_PROBLEM TO WORK ON:_ Copy out every line in the entries below that includes "рухового".

_THE DATA:_
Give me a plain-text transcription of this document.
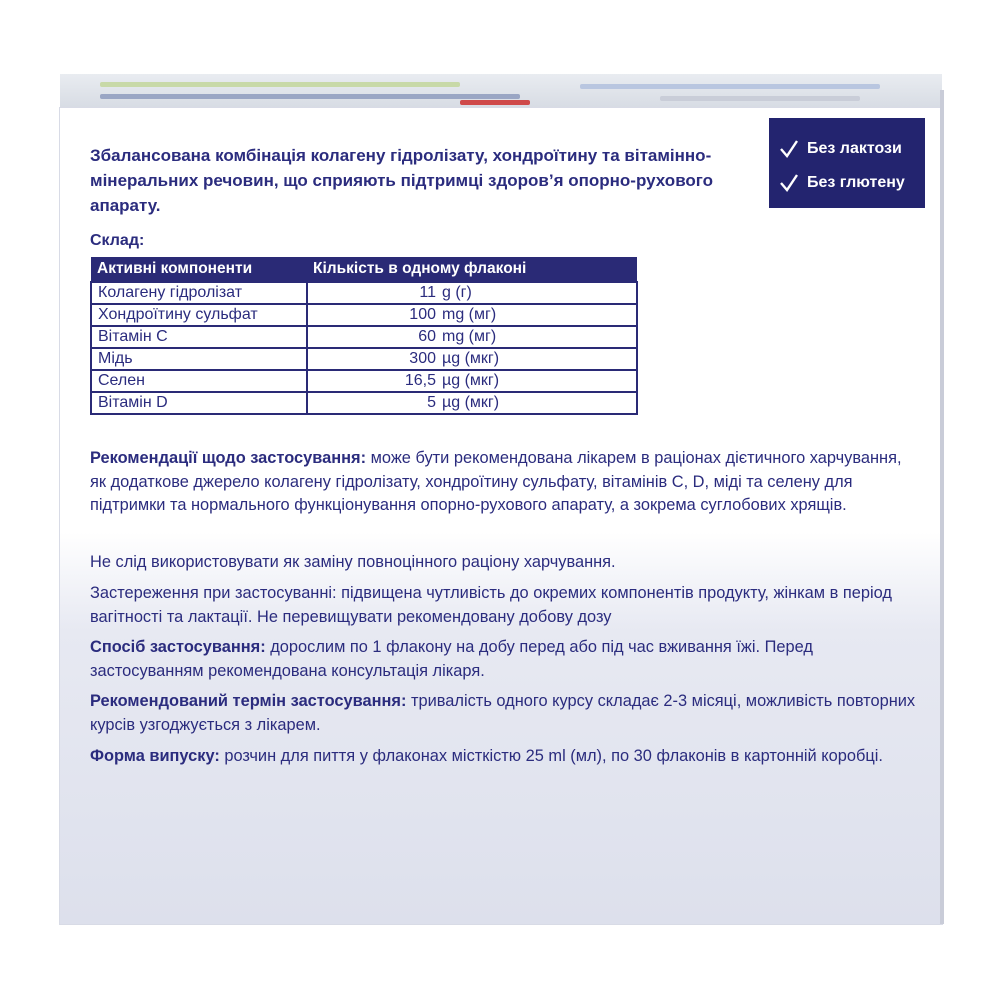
Без лактози
Без глютену
Збалансована комбінація колагену гідролізату, хондроїтину та вітамінно-мінеральних речовин, що сприяють підтримці здоров’я опорно-рухового апарату.
Склад:
Активні компоненти	Кількість в одному флаконі
Колагену гідролізат	11 g (г)
Хондроїтину сульфат	100 mg (мг)
Вітамін С	60 mg (мг)
Мідь	300 µg (мкг)
Селен	16,5 µg (мкг)
Вітамін D	5 µg (мкг)
Рекомендації щодо застосування: може бути рекомендована лікарем в раціонах дієтичного харчування, як додаткове джерело колагену гідролізату, хондроїтину сульфату, вітамінів С, D, міді та селену для підтримки та нормального функціонування опорно-рухового апарату, а зокрема суглобових хрящів.
Не слід використовувати як заміну повноцінного раціону харчування.
Застереження при застосуванні: підвищена чутливість до окремих компонентів продукту, жінкам в період вагітності та лактації. Не перевищувати рекомендовану добову дозу
Спосіб застосування: дорослим по 1 флакону на добу перед або під час вживання їжі. Перед застосуванням рекомендована консультація лікаря.
Рекомендований термін застосування: тривалість одного курсу складає 2-3 місяці, можливість повторних курсів узгоджується з лікарем.
Форма випуску: розчин для пиття у флаконах місткістю 25 ml (мл), по 30 флаконів в картонній коробці.
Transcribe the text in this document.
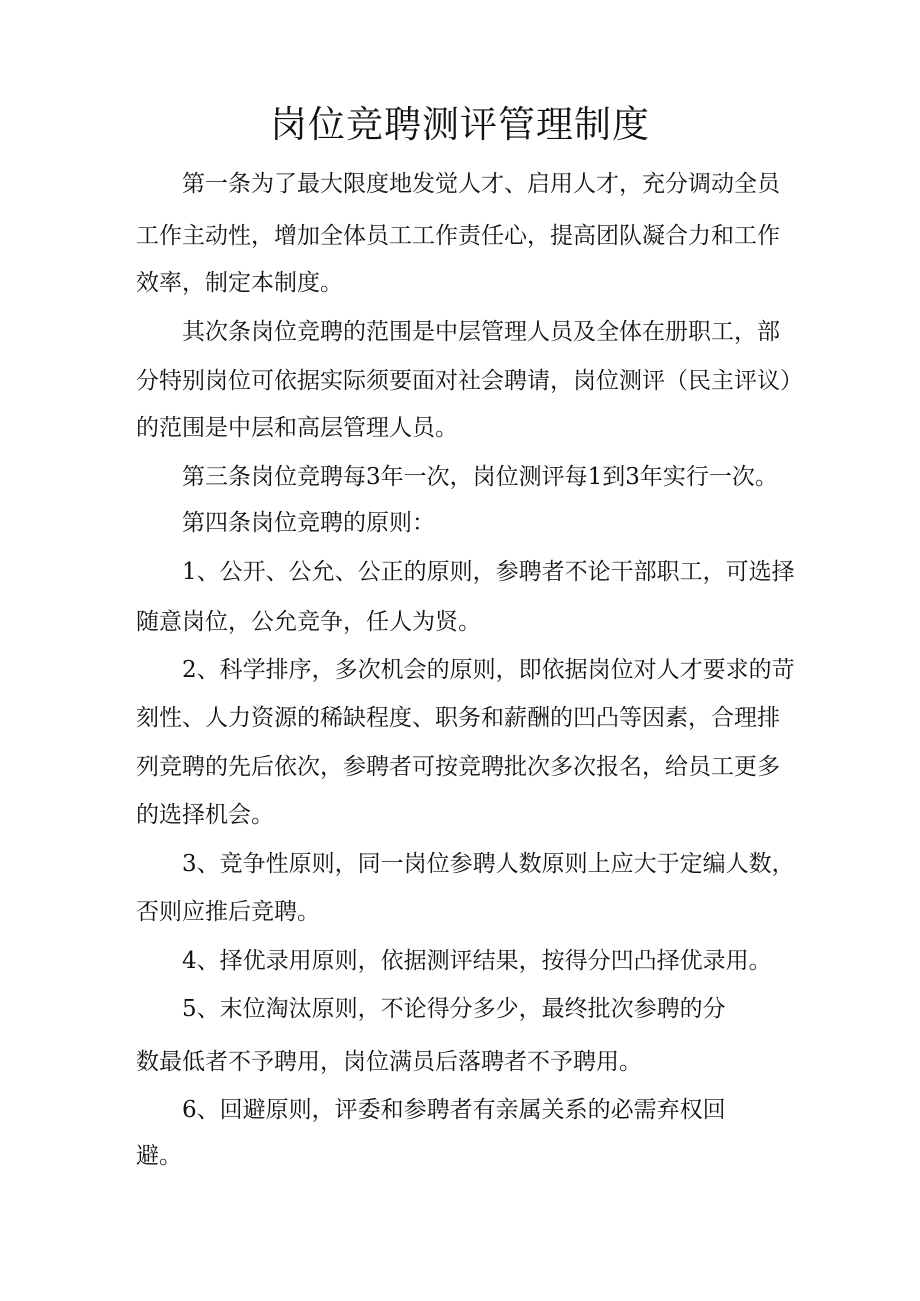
岗位竞聘测评管理制度

第一条为了最大限度地发觉人才、启用人才，充分调动全员

工作主动性，增加全体员工工作责任心，提高团队凝合力和工作

效率，制定本制度。

其次条岗位竞聘的范围是中层管理人员及全体在册职工，部

分特别岗位可依据实际须要面对社会聘请，岗位测评（民主评议）

的范围是中层和高层管理人员。

第三条岗位竞聘每3年一次，岗位测评每1到3年实行一次。

第四条岗位竞聘的原则：

1、公开、公允、公正的原则，参聘者不论干部职工，可选择

随意岗位，公允竞争，任人为贤。

2、科学排序，多次机会的原则，即依据岗位对人才要求的苛

刻性、人力资源的稀缺程度、职务和薪酬的凹凸等因素，合理排

列竞聘的先后依次，参聘者可按竞聘批次多次报名，给员工更多

的选择机会。

3、竞争性原则，同一岗位参聘人数原则上应大于定编人数，

否则应推后竞聘。

4、择优录用原则，依据测评结果，按得分凹凸择优录用。

5、末位淘汰原则，不论得分多少，最终批次参聘的分

数最低者不予聘用，岗位满员后落聘者不予聘用。

6、回避原则，评委和参聘者有亲属关系的必需弃权回

避。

_TASK SOLUTION:_
Збалансована комбінація колагену гідролізату, хондроїтину та вітамінно-мінеральних речовин, що сприяють підтримці здоров’я опорно-рухового апарату.
Рекомендації щодо застосування: може бути рекомендована лікарем в раціонах дієтичного харчування, як додаткове джерело колагену гідролізату, хондроїтину сульфату, вітамінів С, D, міді та селену для підтримки та нормального функціонування опорно-рухового апарату, а зокрема суглобових хрящів.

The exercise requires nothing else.